* Short task
Look through the lines and report how many include the word "color", giving nothing but the number.
────
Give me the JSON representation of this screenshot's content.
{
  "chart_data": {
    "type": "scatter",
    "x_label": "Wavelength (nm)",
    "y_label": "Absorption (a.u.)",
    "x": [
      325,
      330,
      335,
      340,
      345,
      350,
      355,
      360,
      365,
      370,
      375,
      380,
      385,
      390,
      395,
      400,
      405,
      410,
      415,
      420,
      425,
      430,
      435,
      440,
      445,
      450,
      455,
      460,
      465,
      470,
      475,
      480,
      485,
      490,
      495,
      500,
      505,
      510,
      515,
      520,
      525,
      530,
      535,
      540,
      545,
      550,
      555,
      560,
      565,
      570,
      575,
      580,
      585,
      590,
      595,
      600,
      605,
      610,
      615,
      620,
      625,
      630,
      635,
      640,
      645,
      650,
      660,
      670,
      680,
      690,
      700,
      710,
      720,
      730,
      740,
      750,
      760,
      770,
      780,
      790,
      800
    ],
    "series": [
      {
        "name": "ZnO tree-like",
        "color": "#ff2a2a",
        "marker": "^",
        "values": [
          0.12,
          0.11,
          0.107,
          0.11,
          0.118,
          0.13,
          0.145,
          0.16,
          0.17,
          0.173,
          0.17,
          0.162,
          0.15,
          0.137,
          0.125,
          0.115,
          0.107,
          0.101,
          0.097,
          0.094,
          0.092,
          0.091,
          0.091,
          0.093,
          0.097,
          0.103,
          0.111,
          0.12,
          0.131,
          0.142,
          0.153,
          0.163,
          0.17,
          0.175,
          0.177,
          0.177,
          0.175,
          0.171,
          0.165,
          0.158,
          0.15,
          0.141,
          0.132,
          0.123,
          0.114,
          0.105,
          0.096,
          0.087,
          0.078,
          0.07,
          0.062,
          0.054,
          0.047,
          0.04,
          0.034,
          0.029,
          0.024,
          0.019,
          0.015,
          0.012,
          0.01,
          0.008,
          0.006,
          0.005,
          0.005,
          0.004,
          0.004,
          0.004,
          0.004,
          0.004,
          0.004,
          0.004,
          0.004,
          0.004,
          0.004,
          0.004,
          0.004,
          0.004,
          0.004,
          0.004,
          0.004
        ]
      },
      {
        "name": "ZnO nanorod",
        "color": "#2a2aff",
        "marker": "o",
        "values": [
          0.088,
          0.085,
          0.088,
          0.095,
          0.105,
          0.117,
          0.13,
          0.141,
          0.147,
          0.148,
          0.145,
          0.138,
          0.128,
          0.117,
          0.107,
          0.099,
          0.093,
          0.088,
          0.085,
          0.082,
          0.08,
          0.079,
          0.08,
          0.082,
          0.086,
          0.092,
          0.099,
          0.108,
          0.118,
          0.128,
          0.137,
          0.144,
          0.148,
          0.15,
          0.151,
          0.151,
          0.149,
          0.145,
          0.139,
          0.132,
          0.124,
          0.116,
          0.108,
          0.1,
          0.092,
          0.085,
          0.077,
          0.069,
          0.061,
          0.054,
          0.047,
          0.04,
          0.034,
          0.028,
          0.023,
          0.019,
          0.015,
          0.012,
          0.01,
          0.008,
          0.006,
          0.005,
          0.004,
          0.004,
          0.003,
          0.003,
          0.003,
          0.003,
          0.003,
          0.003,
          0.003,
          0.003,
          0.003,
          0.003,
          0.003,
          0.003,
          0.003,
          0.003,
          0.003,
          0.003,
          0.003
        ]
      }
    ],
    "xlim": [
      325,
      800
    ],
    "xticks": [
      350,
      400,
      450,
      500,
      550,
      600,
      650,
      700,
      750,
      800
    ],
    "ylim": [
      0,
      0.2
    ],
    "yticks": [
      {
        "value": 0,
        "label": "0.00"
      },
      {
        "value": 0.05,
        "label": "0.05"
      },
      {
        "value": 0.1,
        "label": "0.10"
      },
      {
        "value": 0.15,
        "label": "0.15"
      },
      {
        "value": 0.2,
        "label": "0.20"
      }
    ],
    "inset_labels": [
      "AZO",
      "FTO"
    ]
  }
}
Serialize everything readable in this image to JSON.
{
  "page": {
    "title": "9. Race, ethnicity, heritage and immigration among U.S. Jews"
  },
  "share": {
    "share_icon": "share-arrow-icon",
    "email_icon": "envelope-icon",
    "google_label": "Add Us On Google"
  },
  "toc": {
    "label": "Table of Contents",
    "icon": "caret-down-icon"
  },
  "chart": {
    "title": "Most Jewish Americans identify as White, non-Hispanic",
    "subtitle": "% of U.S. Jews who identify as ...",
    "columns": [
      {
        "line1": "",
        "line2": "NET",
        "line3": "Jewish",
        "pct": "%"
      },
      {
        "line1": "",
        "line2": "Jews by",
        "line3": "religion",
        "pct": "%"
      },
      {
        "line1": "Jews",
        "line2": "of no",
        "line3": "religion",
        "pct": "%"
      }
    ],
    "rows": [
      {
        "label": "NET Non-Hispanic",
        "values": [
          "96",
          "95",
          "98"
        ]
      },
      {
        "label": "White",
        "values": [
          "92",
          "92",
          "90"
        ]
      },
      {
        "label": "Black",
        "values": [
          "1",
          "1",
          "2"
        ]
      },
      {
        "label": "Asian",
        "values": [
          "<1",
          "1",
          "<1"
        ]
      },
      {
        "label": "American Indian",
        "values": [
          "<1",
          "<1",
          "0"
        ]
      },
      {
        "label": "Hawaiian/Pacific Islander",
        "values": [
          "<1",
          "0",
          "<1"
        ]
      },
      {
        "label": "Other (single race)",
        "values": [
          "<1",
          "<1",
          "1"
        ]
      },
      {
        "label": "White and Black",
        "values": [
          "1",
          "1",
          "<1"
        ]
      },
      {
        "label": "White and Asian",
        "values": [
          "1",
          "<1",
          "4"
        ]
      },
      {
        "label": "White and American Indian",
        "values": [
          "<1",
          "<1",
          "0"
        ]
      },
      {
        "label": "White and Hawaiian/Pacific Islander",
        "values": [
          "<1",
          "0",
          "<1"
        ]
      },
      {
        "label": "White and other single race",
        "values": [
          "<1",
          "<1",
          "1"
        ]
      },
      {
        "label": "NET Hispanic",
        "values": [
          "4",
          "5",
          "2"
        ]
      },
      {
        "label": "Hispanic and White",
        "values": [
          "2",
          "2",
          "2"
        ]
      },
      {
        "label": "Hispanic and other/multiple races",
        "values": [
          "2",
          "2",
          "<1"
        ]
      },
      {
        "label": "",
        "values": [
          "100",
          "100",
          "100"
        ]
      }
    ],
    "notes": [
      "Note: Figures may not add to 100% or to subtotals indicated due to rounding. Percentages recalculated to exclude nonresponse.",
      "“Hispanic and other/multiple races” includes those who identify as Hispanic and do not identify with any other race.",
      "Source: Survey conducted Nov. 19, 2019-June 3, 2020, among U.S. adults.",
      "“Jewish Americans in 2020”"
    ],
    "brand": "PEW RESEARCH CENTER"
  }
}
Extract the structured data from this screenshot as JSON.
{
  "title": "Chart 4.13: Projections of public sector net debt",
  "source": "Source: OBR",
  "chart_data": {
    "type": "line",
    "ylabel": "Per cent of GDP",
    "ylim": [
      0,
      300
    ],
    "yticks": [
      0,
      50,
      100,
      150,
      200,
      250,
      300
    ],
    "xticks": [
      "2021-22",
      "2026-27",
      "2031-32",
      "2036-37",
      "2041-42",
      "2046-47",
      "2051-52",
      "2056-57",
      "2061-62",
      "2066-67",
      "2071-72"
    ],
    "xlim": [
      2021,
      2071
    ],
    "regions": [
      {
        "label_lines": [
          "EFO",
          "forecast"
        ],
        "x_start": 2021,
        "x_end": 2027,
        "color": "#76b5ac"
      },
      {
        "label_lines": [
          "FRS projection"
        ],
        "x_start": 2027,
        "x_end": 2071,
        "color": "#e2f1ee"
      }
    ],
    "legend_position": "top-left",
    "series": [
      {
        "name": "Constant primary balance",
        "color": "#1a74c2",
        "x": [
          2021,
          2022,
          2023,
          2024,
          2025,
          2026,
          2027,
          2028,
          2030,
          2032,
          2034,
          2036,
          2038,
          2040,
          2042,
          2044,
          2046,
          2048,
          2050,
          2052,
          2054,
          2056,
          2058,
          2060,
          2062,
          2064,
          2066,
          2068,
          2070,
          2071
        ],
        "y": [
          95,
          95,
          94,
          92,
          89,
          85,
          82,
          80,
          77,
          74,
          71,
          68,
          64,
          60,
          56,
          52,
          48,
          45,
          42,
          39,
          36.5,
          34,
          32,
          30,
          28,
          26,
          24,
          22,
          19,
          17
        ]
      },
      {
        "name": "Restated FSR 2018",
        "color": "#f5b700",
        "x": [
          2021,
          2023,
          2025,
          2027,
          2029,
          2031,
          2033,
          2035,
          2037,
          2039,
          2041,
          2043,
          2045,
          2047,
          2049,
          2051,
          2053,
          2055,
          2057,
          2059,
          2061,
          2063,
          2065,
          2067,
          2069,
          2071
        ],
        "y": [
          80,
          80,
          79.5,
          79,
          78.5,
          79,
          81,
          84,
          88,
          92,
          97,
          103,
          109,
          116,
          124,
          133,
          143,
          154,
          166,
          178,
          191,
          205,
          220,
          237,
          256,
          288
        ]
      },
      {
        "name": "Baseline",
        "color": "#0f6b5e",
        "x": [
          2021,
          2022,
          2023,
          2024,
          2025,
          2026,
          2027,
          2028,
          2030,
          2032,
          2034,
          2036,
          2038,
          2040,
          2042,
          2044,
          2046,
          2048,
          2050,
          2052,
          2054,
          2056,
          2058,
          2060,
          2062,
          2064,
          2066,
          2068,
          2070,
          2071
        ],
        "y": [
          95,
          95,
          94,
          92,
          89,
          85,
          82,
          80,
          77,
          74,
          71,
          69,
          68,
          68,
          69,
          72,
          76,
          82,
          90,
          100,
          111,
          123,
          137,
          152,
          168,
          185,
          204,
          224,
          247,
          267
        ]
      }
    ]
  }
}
────
* Output for this task
7